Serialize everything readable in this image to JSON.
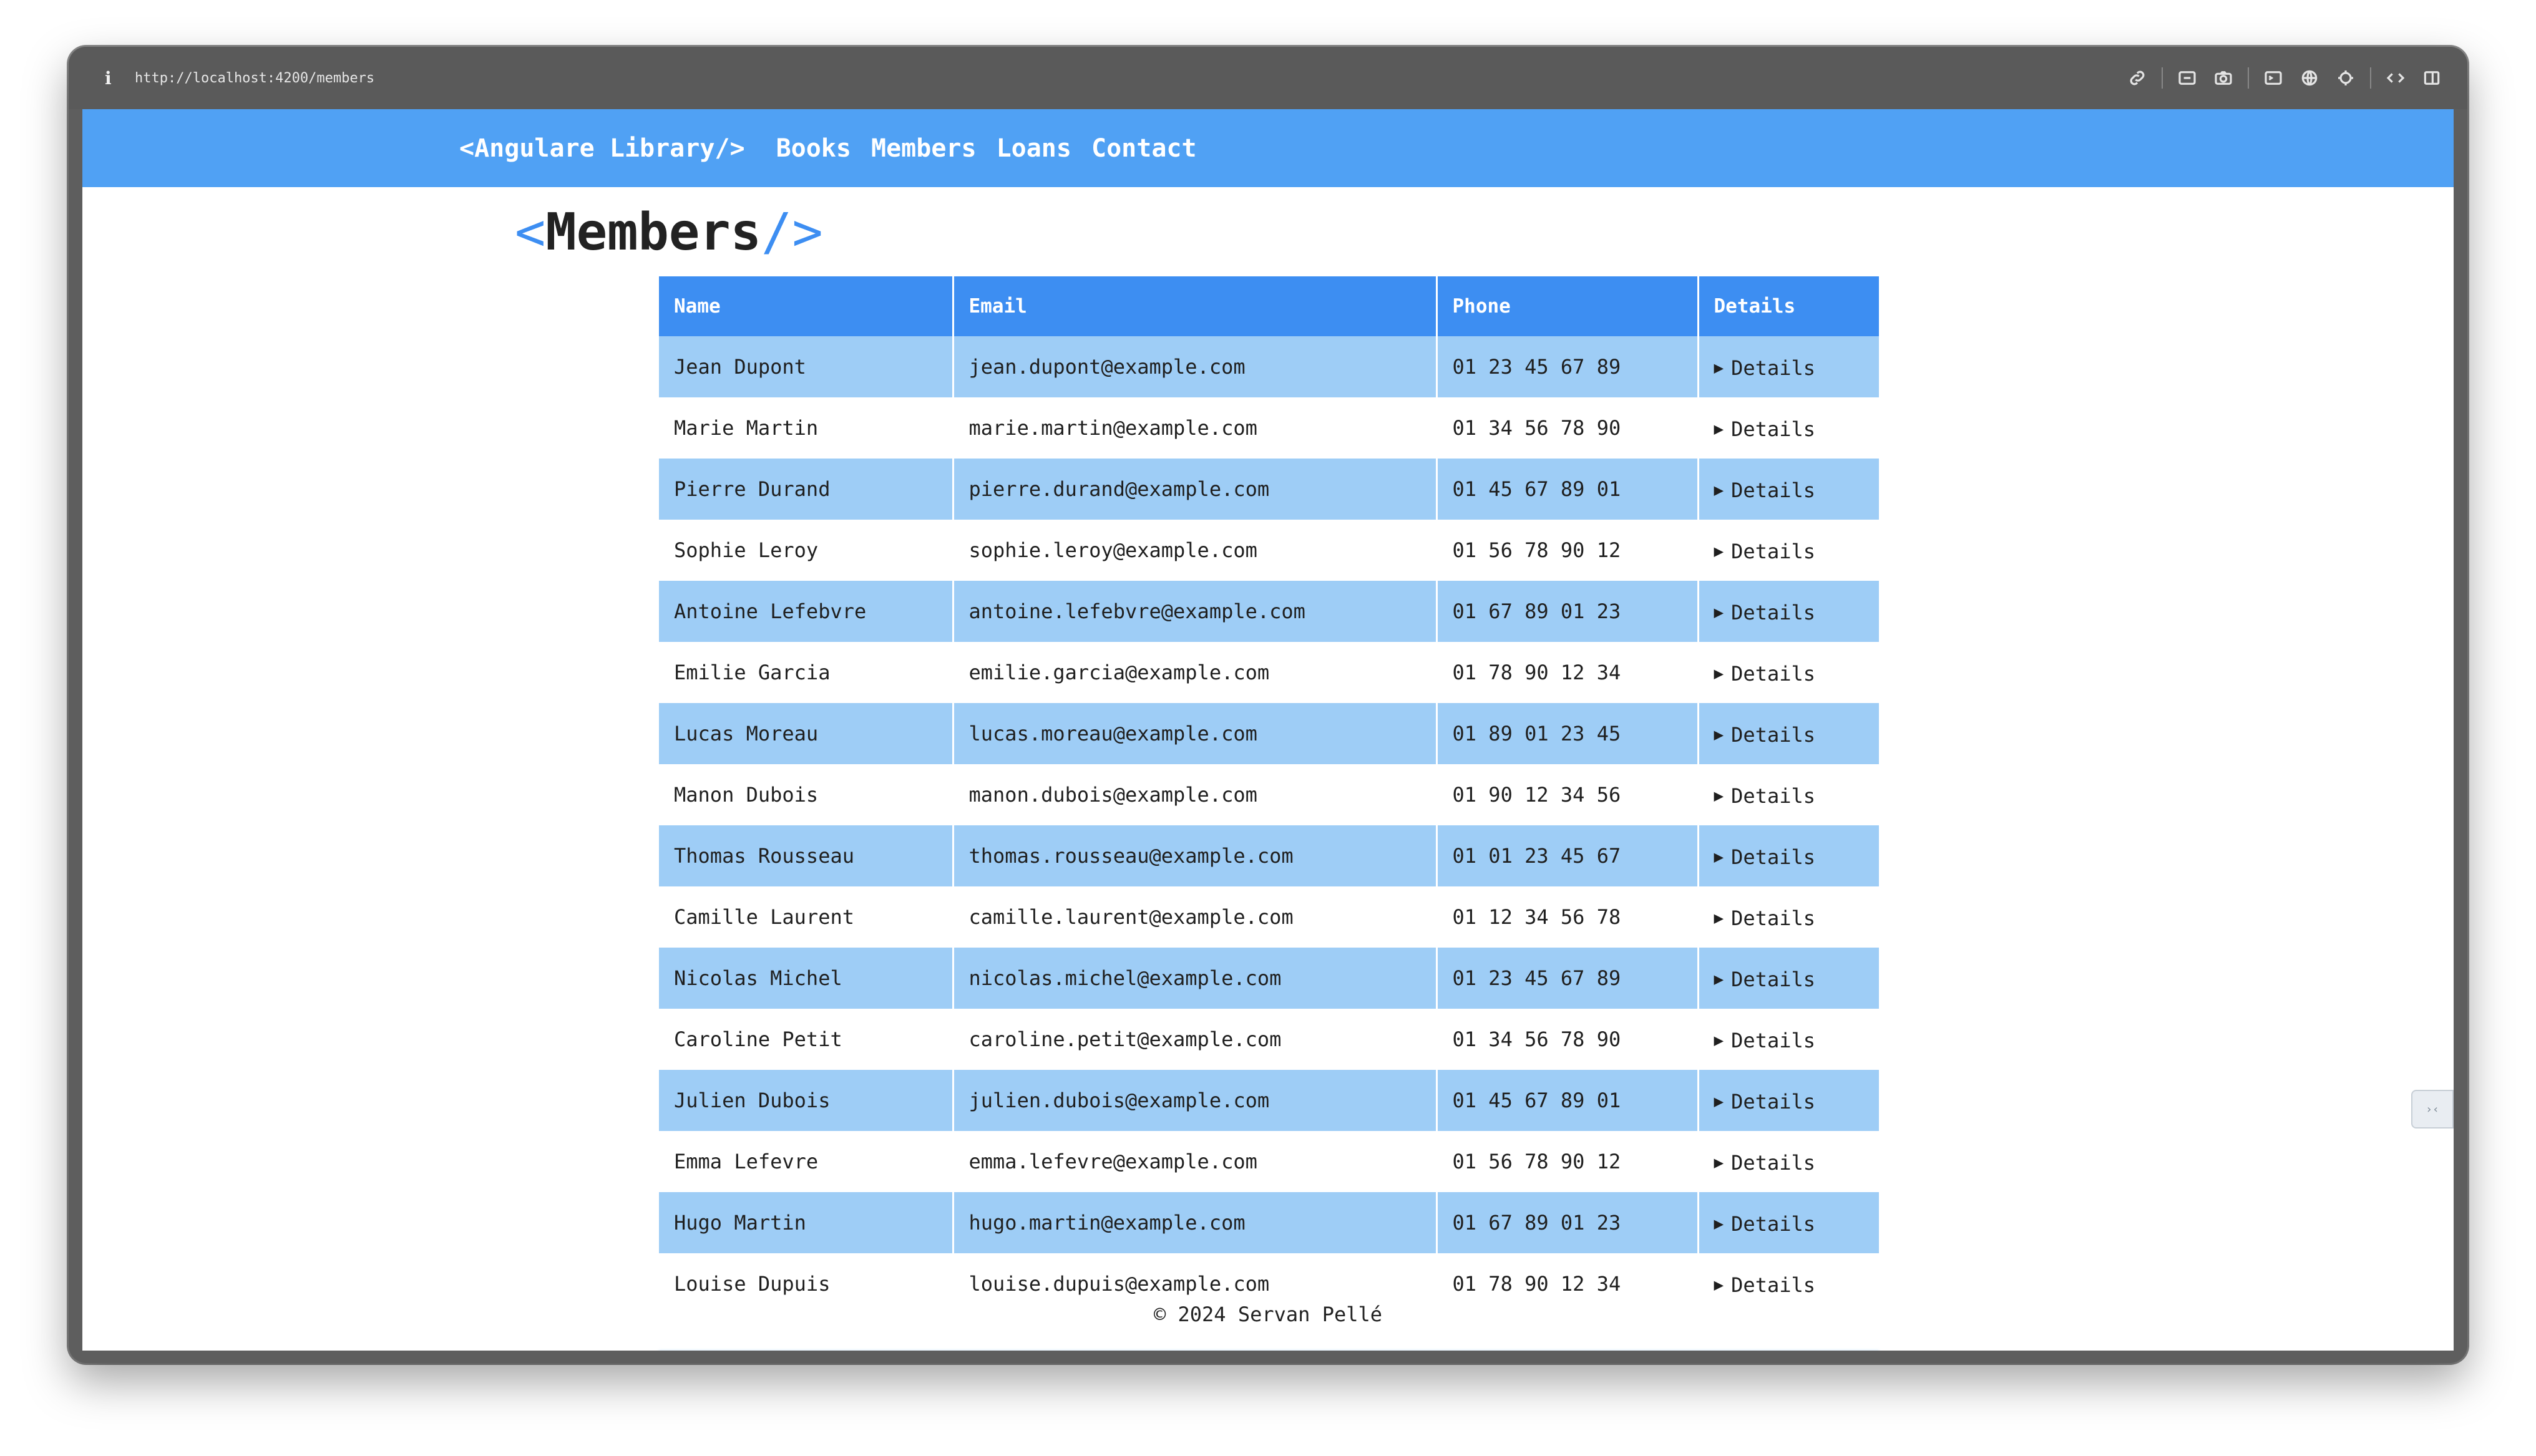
{
  "browser": {
    "url": "http://localhost:4200/members",
    "info_icon": "i"
  },
  "nav": {
    "brand": "<Angulare Library/>",
    "links": [
      "Books",
      "Members",
      "Loans",
      "Contact"
    ]
  },
  "page": {
    "title_open": "<",
    "title_text": "Members",
    "title_close": "/>"
  },
  "table": {
    "headers": [
      "Name",
      "Email",
      "Phone",
      "Details"
    ],
    "details_label": "Details",
    "rows": [
      {
        "name": "Jean Dupont",
        "email": "jean.dupont@example.com",
        "phone": "01 23 45 67 89"
      },
      {
        "name": "Marie Martin",
        "email": "marie.martin@example.com",
        "phone": "01 34 56 78 90"
      },
      {
        "name": "Pierre Durand",
        "email": "pierre.durand@example.com",
        "phone": "01 45 67 89 01"
      },
      {
        "name": "Sophie Leroy",
        "email": "sophie.leroy@example.com",
        "phone": "01 56 78 90 12"
      },
      {
        "name": "Antoine Lefebvre",
        "email": "antoine.lefebvre@example.com",
        "phone": "01 67 89 01 23"
      },
      {
        "name": "Emilie Garcia",
        "email": "emilie.garcia@example.com",
        "phone": "01 78 90 12 34"
      },
      {
        "name": "Lucas Moreau",
        "email": "lucas.moreau@example.com",
        "phone": "01 89 01 23 45"
      },
      {
        "name": "Manon Dubois",
        "email": "manon.dubois@example.com",
        "phone": "01 90 12 34 56"
      },
      {
        "name": "Thomas Rousseau",
        "email": "thomas.rousseau@example.com",
        "phone": "01 01 23 45 67"
      },
      {
        "name": "Camille Laurent",
        "email": "camille.laurent@example.com",
        "phone": "01 12 34 56 78"
      },
      {
        "name": "Nicolas Michel",
        "email": "nicolas.michel@example.com",
        "phone": "01 23 45 67 89"
      },
      {
        "name": "Caroline Petit",
        "email": "caroline.petit@example.com",
        "phone": "01 34 56 78 90"
      },
      {
        "name": "Julien Dubois",
        "email": "julien.dubois@example.com",
        "phone": "01 45 67 89 01"
      },
      {
        "name": "Emma Lefevre",
        "email": "emma.lefevre@example.com",
        "phone": "01 56 78 90 12"
      },
      {
        "name": "Hugo Martin",
        "email": "hugo.martin@example.com",
        "phone": "01 67 89 01 23"
      },
      {
        "name": "Louise Dupuis",
        "email": "louise.dupuis@example.com",
        "phone": "01 78 90 12 34"
      }
    ]
  },
  "footer": {
    "text": "© 2024 Servan Pellé"
  },
  "colors": {
    "navbar": "#50a1f4",
    "header": "#3d8ef2",
    "row_alt": "#9ecdf6"
  },
  "icons": {
    "toolbar": [
      "link-icon",
      "screenshot-icon",
      "camera-icon",
      "terminal-icon",
      "globe-icon",
      "crosshair-icon",
      "code-icon",
      "sidebar-icon"
    ]
  }
}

━━━━━━━━━━

**Exercise requirements**:
Go back to the records above and write them out exactly, without the pictures.

**Task response**:
Serialize everything readable in this image to JSON.
{
  "browser": {
    "url": "http://localhost:4200/members",
    "info_icon": "i"
  },
  "nav": {
    "brand": "<Angulare Library/>",
    "links": [
      "Books",
      "Members",
      "Loans",
      "Contact"
    ]
  },
  "page": {
    "title_open": "<",
    "title_text": "Members",
    "title_close": "/>"
  },
  "table": {
    "headers": [
      "Name",
      "Email",
      "Phone",
      "Details"
    ],
    "details_label": "Details",
    "rows": [
      {
        "name": "Jean Dupont",
        "email": "jean.dupont@example.com",
        "phone": "01 23 45 67 89"
      },
      {
        "name": "Marie Martin",
        "email": "marie.martin@example.com",
        "phone": "01 34 56 78 90"
      },
      {
        "name": "Pierre Durand",
        "email": "pierre.durand@example.com",
        "phone": "01 45 67 89 01"
      },
      {
        "name": "Sophie Leroy",
        "email": "sophie.leroy@example.com",
        "phone": "01 56 78 90 12"
      },
      {
        "name": "Antoine Lefebvre",
        "email": "antoine.lefebvre@example.com",
        "phone": "01 67 89 01 23"
      },
      {
        "name": "Emilie Garcia",
        "email": "emilie.garcia@example.com",
        "phone": "01 78 90 12 34"
      },
      {
        "name": "Lucas Moreau",
        "email": "lucas.moreau@example.com",
        "phone": "01 89 01 23 45"
      },
      {
        "name": "Manon Dubois",
        "email": "manon.dubois@example.com",
        "phone": "01 90 12 34 56"
      },
      {
        "name": "Thomas Rousseau",
        "email": "thomas.rousseau@example.com",
        "phone": "01 01 23 45 67"
      },
      {
        "name": "Camille Laurent",
        "email": "camille.laurent@example.com",
        "phone": "01 12 34 56 78"
      },
      {
        "name": "Nicolas Michel",
        "email": "nicolas.michel@example.com",
        "phone": "01 23 45 67 89"
      },
      {
        "name": "Caroline Petit",
        "email": "caroline.petit@example.com",
        "phone": "01 34 56 78 90"
      },
      {
        "name": "Julien Dubois",
        "email": "julien.dubois@example.com",
        "phone": "01 45 67 89 01"
      },
      {
        "name": "Emma Lefevre",
        "email": "emma.lefevre@example.com",
        "phone": "01 56 78 90 12"
      },
      {
        "name": "Hugo Martin",
        "email": "hugo.martin@example.com",
        "phone": "01 67 89 01 23"
      },
      {
        "name": "Louise Dupuis",
        "email": "louise.dupuis@example.com",
        "phone": "01 78 90 12 34"
      }
    ]
  },
  "footer": {
    "text": "© 2024 Servan Pellé"
  },
  "colors": {
    "navbar": "#50a1f4",
    "header": "#3d8ef2",
    "row_alt": "#9ecdf6"
  },
  "icons": {
    "toolbar": [
      "link-icon",
      "screenshot-icon",
      "camera-icon",
      "terminal-icon",
      "globe-icon",
      "crosshair-icon",
      "code-icon",
      "sidebar-icon"
    ]
  }
}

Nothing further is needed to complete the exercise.